##### Material for the task
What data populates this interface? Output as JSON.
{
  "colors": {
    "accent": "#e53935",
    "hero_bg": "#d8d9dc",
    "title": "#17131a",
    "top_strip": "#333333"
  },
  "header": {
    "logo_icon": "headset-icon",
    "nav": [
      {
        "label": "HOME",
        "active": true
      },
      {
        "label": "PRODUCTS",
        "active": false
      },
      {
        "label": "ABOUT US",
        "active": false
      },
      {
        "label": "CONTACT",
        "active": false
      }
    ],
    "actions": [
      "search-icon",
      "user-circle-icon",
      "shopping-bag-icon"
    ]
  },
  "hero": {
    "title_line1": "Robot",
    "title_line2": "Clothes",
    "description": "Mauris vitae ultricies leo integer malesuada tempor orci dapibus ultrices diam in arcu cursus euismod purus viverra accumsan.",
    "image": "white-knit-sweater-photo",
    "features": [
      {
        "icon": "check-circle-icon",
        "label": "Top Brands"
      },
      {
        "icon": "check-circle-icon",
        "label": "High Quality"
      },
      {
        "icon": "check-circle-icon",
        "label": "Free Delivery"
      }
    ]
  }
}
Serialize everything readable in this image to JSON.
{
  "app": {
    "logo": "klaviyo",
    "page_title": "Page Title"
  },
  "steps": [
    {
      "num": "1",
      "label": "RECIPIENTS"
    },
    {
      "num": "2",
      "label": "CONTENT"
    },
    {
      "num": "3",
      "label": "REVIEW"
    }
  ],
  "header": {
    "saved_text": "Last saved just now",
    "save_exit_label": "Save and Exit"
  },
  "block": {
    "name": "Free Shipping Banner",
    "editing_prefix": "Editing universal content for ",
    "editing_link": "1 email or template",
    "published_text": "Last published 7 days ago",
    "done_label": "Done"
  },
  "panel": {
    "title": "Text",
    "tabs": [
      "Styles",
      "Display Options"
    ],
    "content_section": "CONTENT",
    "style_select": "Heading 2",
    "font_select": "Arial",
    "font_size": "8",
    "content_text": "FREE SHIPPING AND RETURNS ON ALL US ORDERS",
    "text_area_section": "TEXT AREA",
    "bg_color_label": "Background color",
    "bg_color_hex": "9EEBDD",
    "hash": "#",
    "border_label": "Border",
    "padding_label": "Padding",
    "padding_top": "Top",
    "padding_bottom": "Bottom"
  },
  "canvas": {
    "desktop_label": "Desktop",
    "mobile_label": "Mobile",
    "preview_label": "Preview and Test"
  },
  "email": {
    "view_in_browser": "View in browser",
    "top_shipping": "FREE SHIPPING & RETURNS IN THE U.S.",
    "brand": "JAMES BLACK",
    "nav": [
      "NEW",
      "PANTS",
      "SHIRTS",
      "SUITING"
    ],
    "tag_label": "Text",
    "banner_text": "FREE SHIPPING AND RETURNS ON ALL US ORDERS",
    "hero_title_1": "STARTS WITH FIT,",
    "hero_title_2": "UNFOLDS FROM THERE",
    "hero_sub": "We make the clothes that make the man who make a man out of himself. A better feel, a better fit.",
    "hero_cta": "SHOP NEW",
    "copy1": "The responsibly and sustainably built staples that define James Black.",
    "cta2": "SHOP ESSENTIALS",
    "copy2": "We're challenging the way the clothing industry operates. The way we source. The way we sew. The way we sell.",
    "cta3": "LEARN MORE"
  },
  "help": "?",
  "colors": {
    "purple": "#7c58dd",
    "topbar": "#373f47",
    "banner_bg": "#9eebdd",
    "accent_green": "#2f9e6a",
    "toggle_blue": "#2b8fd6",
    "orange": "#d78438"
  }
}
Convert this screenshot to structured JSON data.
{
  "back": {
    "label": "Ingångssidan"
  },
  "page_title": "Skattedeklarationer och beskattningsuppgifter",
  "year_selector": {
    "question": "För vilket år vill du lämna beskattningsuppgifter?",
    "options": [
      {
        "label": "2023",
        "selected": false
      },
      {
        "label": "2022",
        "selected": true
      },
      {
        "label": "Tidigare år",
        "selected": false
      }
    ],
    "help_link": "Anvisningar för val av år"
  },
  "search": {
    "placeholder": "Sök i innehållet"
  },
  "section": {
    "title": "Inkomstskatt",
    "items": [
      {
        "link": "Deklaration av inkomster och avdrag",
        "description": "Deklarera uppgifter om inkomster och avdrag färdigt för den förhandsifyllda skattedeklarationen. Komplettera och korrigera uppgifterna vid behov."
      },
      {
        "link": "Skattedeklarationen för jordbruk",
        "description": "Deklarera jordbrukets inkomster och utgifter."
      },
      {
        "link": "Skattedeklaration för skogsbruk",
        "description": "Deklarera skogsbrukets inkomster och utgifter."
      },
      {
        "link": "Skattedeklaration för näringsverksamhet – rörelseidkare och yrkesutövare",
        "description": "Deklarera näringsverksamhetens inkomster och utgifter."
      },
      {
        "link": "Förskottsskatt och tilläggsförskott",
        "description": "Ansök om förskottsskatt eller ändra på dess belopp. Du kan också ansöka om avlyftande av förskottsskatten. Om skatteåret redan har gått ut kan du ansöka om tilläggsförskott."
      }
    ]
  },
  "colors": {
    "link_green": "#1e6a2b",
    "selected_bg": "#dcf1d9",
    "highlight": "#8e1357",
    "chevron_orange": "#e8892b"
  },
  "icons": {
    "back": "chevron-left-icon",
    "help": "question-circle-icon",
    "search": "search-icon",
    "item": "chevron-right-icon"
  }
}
##########
Exercise details:
Output the data above exactly, please, line for line.

Response to the exercise:
What data populates this interface? Output as JSON.
{
  "colors": {
    "accent": "#e53935",
    "hero_bg": "#d8d9dc",
    "title": "#17131a",
    "top_strip": "#333333"
  },
  "header": {
    "logo_icon": "headset-icon",
    "nav": [
      {
        "label": "HOME",
        "active": true
      },
      {
        "label": "PRODUCTS",
        "active": false
      },
      {
        "label": "ABOUT US",
        "active": false
      },
      {
        "label": "CONTACT",
        "active": false
      }
    ],
    "actions": [
      "search-icon",
      "user-circle-icon",
      "shopping-bag-icon"
    ]
  },
  "hero": {
    "title_line1": "Robot",
    "title_line2": "Clothes",
    "description": "Mauris vitae ultricies leo integer malesuada tempor orci dapibus ultrices diam in arcu cursus euismod purus viverra accumsan.",
    "image": "white-knit-sweater-photo",
    "features": [
      {
        "icon": "check-circle-icon",
        "label": "Top Brands"
      },
      {
        "icon": "check-circle-icon",
        "label": "High Quality"
      },
      {
        "icon": "check-circle-icon",
        "label": "Free Delivery"
      }
    ]
  }
}
Serialize everything readable in this image to JSON.
{
  "app": {
    "logo": "klaviyo",
    "page_title": "Page Title"
  },
  "steps": [
    {
      "num": "1",
      "label": "RECIPIENTS"
    },
    {
      "num": "2",
      "label": "CONTENT"
    },
    {
      "num": "3",
      "label": "REVIEW"
    }
  ],
  "header": {
    "saved_text": "Last saved just now",
    "save_exit_label": "Save and Exit"
  },
  "block": {
    "name": "Free Shipping Banner",
    "editing_prefix": "Editing universal content for ",
    "editing_link": "1 email or template",
    "published_text": "Last published 7 days ago",
    "done_label": "Done"
  },
  "panel": {
    "title": "Text",
    "tabs": [
      "Styles",
      "Display Options"
    ],
    "content_section": "CONTENT",
    "style_select": "Heading 2",
    "font_select": "Arial",
    "font_size": "8",
    "content_text": "FREE SHIPPING AND RETURNS ON ALL US ORDERS",
    "text_area_section": "TEXT AREA",
    "bg_color_label": "Background color",
    "bg_color_hex": "9EEBDD",
    "hash": "#",
    "border_label": "Border",
    "padding_label": "Padding",
    "padding_top": "Top",
    "padding_bottom": "Bottom"
  },
  "canvas": {
    "desktop_label": "Desktop",
    "mobile_label": "Mobile",
    "preview_label": "Preview and Test"
  },
  "email": {
    "view_in_browser": "View in browser",
    "top_shipping": "FREE SHIPPING & RETURNS IN THE U.S.",
    "brand": "JAMES BLACK",
    "nav": [
      "NEW",
      "PANTS",
      "SHIRTS",
      "SUITING"
    ],
    "tag_label": "Text",
    "banner_text": "FREE SHIPPING AND RETURNS ON ALL US ORDERS",
    "hero_title_1": "STARTS WITH FIT,",
    "hero_title_2": "UNFOLDS FROM THERE",
    "hero_sub": "We make the clothes that make the man who make a man out of himself. A better feel, a better fit.",
    "hero_cta": "SHOP NEW",
    "copy1": "The responsibly and sustainably built staples that define James Black.",
    "cta2": "SHOP ESSENTIALS",
    "copy2": "We're challenging the way the clothing industry operates. The way we source. The way we sew. The way we sell.",
    "cta3": "LEARN MORE"
  },
  "help": "?",
  "colors": {
    "purple": "#7c58dd",
    "topbar": "#373f47",
    "banner_bg": "#9eebdd",
    "accent_green": "#2f9e6a",
    "toggle_blue": "#2b8fd6",
    "orange": "#d78438"
  }
}
Convert this screenshot to structured JSON data.
{
  "back": {
    "label": "Ingångssidan"
  },
  "page_title": "Skattedeklarationer och beskattningsuppgifter",
  "year_selector": {
    "question": "För vilket år vill du lämna beskattningsuppgifter?",
    "options": [
      {
        "label": "2023",
        "selected": false
      },
      {
        "label": "2022",
        "selected": true
      },
      {
        "label": "Tidigare år",
        "selected": false
      }
    ],
    "help_link": "Anvisningar för val av år"
  },
  "search": {
    "placeholder": "Sök i innehållet"
  },
  "section": {
    "title": "Inkomstskatt",
    "items": [
      {
        "link": "Deklaration av inkomster och avdrag",
        "description": "Deklarera uppgifter om inkomster och avdrag färdigt för den förhandsifyllda skattedeklarationen. Komplettera och korrigera uppgifterna vid behov."
      },
      {
        "link": "Skattedeklarationen för jordbruk",
        "description": "Deklarera jordbrukets inkomster och utgifter."
      },
      {
        "link": "Skattedeklaration för skogsbruk",
        "description": "Deklarera skogsbrukets inkomster och utgifter."
      },
      {
        "link": "Skattedeklaration för näringsverksamhet – rörelseidkare och yrkesutövare",
        "description": "Deklarera näringsverksamhetens inkomster och utgifter."
      },
      {
        "link": "Förskottsskatt och tilläggsförskott",
        "description": "Ansök om förskottsskatt eller ändra på dess belopp. Du kan också ansöka om avlyftande av förskottsskatten. Om skatteåret redan har gått ut kan du ansöka om tilläggsförskott."
      }
    ]
  },
  "colors": {
    "link_green": "#1e6a2b",
    "selected_bg": "#dcf1d9",
    "highlight": "#8e1357",
    "chevron_orange": "#e8892b"
  },
  "icons": {
    "back": "chevron-left-icon",
    "help": "question-circle-icon",
    "search": "search-icon",
    "item": "chevron-right-icon"
  }
}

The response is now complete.